• **Aim of the task**:
Turn the listing, from its first line through the line holding "- card-id: Id: 1: [638, 148, 660, 160]", inclusive, into a Markdown table with the columns Row and Line, numbering each line and leaving out blank ones.

• **Records to process**:
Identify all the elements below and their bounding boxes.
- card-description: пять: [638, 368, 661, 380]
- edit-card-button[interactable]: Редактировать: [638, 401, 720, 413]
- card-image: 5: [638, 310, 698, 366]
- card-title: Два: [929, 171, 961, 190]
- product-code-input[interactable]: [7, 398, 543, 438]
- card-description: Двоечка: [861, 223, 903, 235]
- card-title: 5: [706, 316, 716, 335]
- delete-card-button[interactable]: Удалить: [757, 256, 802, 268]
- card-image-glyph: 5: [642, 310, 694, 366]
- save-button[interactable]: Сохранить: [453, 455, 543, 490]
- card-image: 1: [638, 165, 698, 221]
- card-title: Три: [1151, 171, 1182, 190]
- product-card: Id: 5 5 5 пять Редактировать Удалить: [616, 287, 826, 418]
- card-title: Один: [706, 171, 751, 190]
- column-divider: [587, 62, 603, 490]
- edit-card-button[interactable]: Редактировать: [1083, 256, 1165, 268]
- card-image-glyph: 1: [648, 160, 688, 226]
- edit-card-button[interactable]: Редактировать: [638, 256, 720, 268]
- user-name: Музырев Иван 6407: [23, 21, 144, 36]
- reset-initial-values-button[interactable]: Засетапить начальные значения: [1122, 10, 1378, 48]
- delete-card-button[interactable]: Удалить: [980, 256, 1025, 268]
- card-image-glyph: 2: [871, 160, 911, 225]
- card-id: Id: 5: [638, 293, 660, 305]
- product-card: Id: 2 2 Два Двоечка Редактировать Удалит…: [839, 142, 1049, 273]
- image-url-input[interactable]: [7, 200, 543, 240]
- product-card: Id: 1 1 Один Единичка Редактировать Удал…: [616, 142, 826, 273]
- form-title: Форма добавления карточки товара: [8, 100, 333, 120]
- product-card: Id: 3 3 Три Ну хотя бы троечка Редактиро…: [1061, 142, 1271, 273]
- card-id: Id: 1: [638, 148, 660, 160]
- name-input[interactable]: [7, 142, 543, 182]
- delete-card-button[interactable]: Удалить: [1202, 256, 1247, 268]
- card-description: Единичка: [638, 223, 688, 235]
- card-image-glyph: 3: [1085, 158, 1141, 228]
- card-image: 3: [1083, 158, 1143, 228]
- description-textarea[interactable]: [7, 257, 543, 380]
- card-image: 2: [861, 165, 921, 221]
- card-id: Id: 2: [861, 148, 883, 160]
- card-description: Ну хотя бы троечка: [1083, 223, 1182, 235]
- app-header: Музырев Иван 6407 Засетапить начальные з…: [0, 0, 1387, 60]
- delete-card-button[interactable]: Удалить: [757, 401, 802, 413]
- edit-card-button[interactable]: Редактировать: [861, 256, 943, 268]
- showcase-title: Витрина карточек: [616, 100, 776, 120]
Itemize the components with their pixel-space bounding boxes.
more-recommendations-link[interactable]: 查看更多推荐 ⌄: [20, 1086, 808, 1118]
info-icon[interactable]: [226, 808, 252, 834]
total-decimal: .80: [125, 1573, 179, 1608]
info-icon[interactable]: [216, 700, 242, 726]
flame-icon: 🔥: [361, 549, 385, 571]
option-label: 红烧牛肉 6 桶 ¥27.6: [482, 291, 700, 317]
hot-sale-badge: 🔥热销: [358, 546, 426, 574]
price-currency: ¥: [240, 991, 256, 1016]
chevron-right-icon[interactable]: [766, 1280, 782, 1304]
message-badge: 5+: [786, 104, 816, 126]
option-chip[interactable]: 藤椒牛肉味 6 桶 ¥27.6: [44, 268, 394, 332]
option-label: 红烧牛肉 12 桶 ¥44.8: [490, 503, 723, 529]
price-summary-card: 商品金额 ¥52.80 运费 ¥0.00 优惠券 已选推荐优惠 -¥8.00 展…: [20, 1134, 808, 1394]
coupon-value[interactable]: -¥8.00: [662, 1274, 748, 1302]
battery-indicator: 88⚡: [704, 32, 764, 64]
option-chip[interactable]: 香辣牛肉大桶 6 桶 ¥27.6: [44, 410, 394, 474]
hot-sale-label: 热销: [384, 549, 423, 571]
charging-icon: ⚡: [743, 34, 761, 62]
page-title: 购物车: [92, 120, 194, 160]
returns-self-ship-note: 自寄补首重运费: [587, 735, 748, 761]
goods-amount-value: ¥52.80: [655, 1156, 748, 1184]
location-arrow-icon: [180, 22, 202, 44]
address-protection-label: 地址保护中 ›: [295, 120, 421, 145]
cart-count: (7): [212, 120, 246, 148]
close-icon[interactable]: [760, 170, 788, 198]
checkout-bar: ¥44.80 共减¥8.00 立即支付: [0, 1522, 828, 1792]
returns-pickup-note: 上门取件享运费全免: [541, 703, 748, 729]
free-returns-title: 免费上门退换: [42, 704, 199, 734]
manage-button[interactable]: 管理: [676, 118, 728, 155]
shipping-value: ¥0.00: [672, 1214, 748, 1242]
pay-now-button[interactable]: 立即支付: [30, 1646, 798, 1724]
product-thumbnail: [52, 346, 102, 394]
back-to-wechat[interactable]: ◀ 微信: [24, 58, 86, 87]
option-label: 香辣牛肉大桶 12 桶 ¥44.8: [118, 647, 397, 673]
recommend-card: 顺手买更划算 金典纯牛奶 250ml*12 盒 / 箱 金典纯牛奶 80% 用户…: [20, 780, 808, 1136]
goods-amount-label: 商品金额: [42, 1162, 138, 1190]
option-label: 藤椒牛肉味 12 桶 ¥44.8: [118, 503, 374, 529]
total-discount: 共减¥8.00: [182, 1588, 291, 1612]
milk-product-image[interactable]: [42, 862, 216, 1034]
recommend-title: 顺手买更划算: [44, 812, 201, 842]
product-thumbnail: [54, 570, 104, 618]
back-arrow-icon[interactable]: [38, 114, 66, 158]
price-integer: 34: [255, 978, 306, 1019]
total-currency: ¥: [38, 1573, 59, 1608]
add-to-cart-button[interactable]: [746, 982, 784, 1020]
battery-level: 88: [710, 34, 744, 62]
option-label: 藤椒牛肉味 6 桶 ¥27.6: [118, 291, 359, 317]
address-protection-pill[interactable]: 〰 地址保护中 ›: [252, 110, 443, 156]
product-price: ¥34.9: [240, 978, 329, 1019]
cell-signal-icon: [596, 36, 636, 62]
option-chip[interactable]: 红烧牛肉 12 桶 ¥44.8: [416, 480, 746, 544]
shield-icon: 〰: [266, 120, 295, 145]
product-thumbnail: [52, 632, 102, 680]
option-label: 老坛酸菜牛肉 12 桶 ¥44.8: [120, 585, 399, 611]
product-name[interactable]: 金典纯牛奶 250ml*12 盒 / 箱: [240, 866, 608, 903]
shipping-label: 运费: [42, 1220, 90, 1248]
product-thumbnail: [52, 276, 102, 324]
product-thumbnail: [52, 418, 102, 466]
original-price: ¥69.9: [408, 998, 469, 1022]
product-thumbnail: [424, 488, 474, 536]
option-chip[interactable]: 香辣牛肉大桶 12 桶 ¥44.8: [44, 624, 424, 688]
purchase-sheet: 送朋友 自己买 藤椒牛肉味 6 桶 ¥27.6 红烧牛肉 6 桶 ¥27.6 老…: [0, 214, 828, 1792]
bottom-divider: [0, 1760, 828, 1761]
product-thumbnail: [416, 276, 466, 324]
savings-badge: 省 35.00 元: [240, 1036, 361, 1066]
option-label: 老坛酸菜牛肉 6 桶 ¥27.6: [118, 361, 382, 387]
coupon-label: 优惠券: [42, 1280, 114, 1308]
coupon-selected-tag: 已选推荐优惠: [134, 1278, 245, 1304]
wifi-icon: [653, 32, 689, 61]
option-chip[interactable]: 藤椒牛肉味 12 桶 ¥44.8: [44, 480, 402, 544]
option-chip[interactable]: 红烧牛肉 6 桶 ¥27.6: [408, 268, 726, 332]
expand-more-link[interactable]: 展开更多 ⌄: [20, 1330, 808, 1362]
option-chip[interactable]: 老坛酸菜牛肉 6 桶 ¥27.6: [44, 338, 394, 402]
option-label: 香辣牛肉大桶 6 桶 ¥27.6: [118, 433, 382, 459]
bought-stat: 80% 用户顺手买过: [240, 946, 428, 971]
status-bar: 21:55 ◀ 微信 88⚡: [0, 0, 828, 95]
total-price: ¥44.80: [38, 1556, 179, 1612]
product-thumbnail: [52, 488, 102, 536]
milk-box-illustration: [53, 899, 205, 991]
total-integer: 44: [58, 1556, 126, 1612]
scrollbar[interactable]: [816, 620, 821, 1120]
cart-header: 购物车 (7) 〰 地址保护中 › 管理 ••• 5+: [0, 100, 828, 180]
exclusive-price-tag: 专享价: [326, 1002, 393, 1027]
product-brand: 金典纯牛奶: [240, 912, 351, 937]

• **Solution to this task**:
| Row | Line |
|---|---|
| 1 | Identify all the elements below and their bounding boxes. |
| 2 | - card-description: пять: [638, 368, 661, 380] |
| 3 | - edit-card-button[interactable]: Редактировать: [638, 401, 720, 413] |
| 4 | - card-image: 5: [638, 310, 698, 366] |
| 5 | - card-title: Два: [929, 171, 961, 190] |
| 6 | - product-code-input[interactable]: [7, 398, 543, 438] |
| 7 | - card-description: Двоечка: [861, 223, 903, 235] |
| 8 | - card-title: 5: [706, 316, 716, 335] |
| 9 | - delete-card-button[interactable]: Удалить: [757, 256, 802, 268] |
| 10 | - card-image-glyph: 5: [642, 310, 694, 366] |
| 11 | - save-button[interactable]: Сохранить: [453, 455, 543, 490] |
| 12 | - card-image: 1: [638, 165, 698, 221] |
| 13 | - card-title: Три: [1151, 171, 1182, 190] |
| 14 | - product-card: Id: 5 5 5 пять Редактировать Удалить: [616, 287, 826, 418] |
| 15 | - card-title: Один: [706, 171, 751, 190] |
| 16 | - column-divider: [587, 62, 603, 490] |
| 17 | - edit-card-button[interactable]: Редактировать: [1083, 256, 1165, 268] |
| 18 | - card-image-glyph: 1: [648, 160, 688, 226] |
| 19 | - edit-card-button[interactable]: Редактировать: [638, 256, 720, 268] |
| 20 | - user-name: Музырев Иван 6407: [23, 21, 144, 36] |
| 21 | - reset-initial-values-button[interactable]: Засетапить начальные значения: [1122, 10, 1378, 48] |
| 22 | - delete-card-button[interactable]: Удалить: [980, 256, 1025, 268] |
| 23 | - card-image-glyph: 2: [871, 160, 911, 225] |
| 24 | - card-id: Id: 5: [638, 293, 660, 305] |
| 25 | - product-card: Id: 2 2 Два Двоечка Редактировать Удалит…: [839, 142, 1049, 273] |
| 26 | - image-url-input[interactable]: [7, 200, 543, 240] |
| 27 | - product-card: Id: 1 1 Один Единичка Редактировать Удал…: [616, 142, 826, 273] |
| 28 | - form-title: Форма добавления карточки товара: [8, 100, 333, 120] |
| 29 | - product-card: Id: 3 3 Три Ну хотя бы троечка Редактиро…: [1061, 142, 1271, 273] |
| 30 | - card-id: Id: 1: [638, 148, 660, 160] |